Work to do: Write out the whole of the material exactly.

Records from a data collection:
■ ■ ■ ■ ■ ■ ■

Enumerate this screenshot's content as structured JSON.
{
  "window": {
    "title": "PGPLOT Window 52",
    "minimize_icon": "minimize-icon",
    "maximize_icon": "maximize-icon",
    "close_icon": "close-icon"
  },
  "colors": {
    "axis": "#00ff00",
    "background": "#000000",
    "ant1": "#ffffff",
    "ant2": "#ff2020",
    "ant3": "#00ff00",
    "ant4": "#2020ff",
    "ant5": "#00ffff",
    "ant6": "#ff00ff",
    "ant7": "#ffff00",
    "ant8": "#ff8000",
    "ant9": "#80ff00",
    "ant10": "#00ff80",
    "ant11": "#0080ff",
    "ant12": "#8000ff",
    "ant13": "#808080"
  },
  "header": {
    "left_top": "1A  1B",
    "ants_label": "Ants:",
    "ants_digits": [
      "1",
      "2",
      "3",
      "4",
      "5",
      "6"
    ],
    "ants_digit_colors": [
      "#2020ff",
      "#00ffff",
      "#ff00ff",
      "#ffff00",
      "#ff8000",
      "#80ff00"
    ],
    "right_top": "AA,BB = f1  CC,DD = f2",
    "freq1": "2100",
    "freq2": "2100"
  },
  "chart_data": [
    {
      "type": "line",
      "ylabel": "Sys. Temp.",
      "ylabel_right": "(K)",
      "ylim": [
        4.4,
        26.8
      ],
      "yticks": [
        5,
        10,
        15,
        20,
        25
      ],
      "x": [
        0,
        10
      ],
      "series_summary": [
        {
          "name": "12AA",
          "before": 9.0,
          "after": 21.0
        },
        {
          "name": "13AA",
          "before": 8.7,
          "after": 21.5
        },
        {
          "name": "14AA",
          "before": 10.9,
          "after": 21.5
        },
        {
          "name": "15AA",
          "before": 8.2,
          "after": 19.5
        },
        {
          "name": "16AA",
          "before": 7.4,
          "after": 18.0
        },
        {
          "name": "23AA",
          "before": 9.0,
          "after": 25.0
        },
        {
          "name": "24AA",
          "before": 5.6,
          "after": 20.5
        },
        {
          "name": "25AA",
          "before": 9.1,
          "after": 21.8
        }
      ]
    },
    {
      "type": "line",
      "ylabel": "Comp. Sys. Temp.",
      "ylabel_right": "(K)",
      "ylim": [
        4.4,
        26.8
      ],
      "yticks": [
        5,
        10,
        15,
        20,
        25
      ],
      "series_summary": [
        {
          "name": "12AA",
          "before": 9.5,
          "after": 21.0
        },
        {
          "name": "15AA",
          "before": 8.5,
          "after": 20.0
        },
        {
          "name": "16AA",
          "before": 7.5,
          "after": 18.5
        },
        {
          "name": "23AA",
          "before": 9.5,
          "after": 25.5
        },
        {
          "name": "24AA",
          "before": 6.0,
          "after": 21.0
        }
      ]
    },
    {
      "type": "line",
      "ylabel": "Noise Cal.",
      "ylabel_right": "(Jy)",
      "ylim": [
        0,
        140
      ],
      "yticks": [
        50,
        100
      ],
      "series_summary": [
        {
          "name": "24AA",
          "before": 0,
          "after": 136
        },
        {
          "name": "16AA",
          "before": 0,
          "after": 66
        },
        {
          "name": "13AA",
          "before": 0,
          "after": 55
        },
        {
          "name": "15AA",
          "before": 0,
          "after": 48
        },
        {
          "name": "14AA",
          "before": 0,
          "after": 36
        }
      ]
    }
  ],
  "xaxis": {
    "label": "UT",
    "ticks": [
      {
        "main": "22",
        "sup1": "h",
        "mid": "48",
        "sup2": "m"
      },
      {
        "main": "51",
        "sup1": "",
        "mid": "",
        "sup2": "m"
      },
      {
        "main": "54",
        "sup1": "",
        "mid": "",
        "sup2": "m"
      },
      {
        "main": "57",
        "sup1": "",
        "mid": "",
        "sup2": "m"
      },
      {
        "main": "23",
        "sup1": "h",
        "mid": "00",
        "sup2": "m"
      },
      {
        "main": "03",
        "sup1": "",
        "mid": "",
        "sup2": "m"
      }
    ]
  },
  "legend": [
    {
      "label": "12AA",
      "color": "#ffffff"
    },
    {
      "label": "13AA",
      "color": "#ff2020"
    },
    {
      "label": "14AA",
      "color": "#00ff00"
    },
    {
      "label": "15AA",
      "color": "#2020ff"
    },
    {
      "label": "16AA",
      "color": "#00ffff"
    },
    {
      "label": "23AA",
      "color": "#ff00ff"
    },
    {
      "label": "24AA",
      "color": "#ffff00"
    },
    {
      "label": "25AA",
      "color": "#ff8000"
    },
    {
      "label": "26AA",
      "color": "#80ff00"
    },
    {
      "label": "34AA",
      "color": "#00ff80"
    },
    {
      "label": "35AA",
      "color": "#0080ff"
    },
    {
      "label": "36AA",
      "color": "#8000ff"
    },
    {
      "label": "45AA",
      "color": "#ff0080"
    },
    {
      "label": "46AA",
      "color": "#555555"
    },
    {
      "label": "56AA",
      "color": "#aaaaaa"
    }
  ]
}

■ ■ ■ ■ ■ ■ ■

Task answer:
Enumerate this screenshot's content as structured JSON.
{
  "window": {
    "title": "PGPLOT Window 52",
    "minimize_icon": "minimize-icon",
    "maximize_icon": "maximize-icon",
    "close_icon": "close-icon"
  },
  "colors": {
    "axis": "#00ff00",
    "background": "#000000",
    "ant1": "#ffffff",
    "ant2": "#ff2020",
    "ant3": "#00ff00",
    "ant4": "#2020ff",
    "ant5": "#00ffff",
    "ant6": "#ff00ff",
    "ant7": "#ffff00",
    "ant8": "#ff8000",
    "ant9": "#80ff00",
    "ant10": "#00ff80",
    "ant11": "#0080ff",
    "ant12": "#8000ff",
    "ant13": "#808080"
  },
  "header": {
    "left_top": "1A  1B",
    "ants_label": "Ants:",
    "ants_digits": [
      "1",
      "2",
      "3",
      "4",
      "5",
      "6"
    ],
    "ants_digit_colors": [
      "#2020ff",
      "#00ffff",
      "#ff00ff",
      "#ffff00",
      "#ff8000",
      "#80ff00"
    ],
    "right_top": "AA,BB = f1  CC,DD = f2",
    "freq1": "2100",
    "freq2": "2100"
  },
  "chart_data": [
    {
      "type": "line",
      "ylabel": "Sys. Temp.",
      "ylabel_right": "(K)",
      "ylim": [
        4.4,
        26.8
      ],
      "yticks": [
        5,
        10,
        15,
        20,
        25
      ],
      "x": [
        0,
        10
      ],
      "series_summary": [
        {
          "name": "12AA",
          "before": 9.0,
          "after": 21.0
        },
        {
          "name": "13AA",
          "before": 8.7,
          "after": 21.5
        },
        {
          "name": "14AA",
          "before": 10.9,
          "after": 21.5
        },
        {
          "name": "15AA",
          "before": 8.2,
          "after": 19.5
        },
        {
          "name": "16AA",
          "before": 7.4,
          "after": 18.0
        },
        {
          "name": "23AA",
          "before": 9.0,
          "after": 25.0
        },
        {
          "name": "24AA",
          "before": 5.6,
          "after": 20.5
        },
        {
          "name": "25AA",
          "before": 9.1,
          "after": 21.8
        }
      ]
    },
    {
      "type": "line",
      "ylabel": "Comp. Sys. Temp.",
      "ylabel_right": "(K)",
      "ylim": [
        4.4,
        26.8
      ],
      "yticks": [
        5,
        10,
        15,
        20,
        25
      ],
      "series_summary": [
        {
          "name": "12AA",
          "before": 9.5,
          "after": 21.0
        },
        {
          "name": "15AA",
          "before": 8.5,
          "after": 20.0
        },
        {
          "name": "16AA",
          "before": 7.5,
          "after": 18.5
        },
        {
          "name": "23AA",
          "before": 9.5,
          "after": 25.5
        },
        {
          "name": "24AA",
          "before": 6.0,
          "after": 21.0
        }
      ]
    },
    {
      "type": "line",
      "ylabel": "Noise Cal.",
      "ylabel_right": "(Jy)",
      "ylim": [
        0,
        140
      ],
      "yticks": [
        50,
        100
      ],
      "series_summary": [
        {
          "name": "24AA",
          "before": 0,
          "after": 136
        },
        {
          "name": "16AA",
          "before": 0,
          "after": 66
        },
        {
          "name": "13AA",
          "before": 0,
          "after": 55
        },
        {
          "name": "15AA",
          "before": 0,
          "after": 48
        },
        {
          "name": "14AA",
          "before": 0,
          "after": 36
        }
      ]
    }
  ],
  "xaxis": {
    "label": "UT",
    "ticks": [
      {
        "main": "22",
        "sup1": "h",
        "mid": "48",
        "sup2": "m"
      },
      {
        "main": "51",
        "sup1": "",
        "mid": "",
        "sup2": "m"
      },
      {
        "main": "54",
        "sup1": "",
        "mid": "",
        "sup2": "m"
      },
      {
        "main": "57",
        "sup1": "",
        "mid": "",
        "sup2": "m"
      },
      {
        "main": "23",
        "sup1": "h",
        "mid": "00",
        "sup2": "m"
      },
      {
        "main": "03",
        "sup1": "",
        "mid": "",
        "sup2": "m"
      }
    ]
  },
  "legend": [
    {
      "label": "12AA",
      "color": "#ffffff"
    },
    {
      "label": "13AA",
      "color": "#ff2020"
    },
    {
      "label": "14AA",
      "color": "#00ff00"
    },
    {
      "label": "15AA",
      "color": "#2020ff"
    },
    {
      "label": "16AA",
      "color": "#00ffff"
    },
    {
      "label": "23AA",
      "color": "#ff00ff"
    },
    {
      "label": "24AA",
      "color": "#ffff00"
    },
    {
      "label": "25AA",
      "color": "#ff8000"
    },
    {
      "label": "26AA",
      "color": "#80ff00"
    },
    {
      "label": "34AA",
      "color": "#00ff80"
    },
    {
      "label": "35AA",
      "color": "#0080ff"
    },
    {
      "label": "36AA",
      "color": "#8000ff"
    },
    {
      "label": "45AA",
      "color": "#ff0080"
    },
    {
      "label": "46AA",
      "color": "#555555"
    },
    {
      "label": "56AA",
      "color": "#aaaaaa"
    }
  ]
}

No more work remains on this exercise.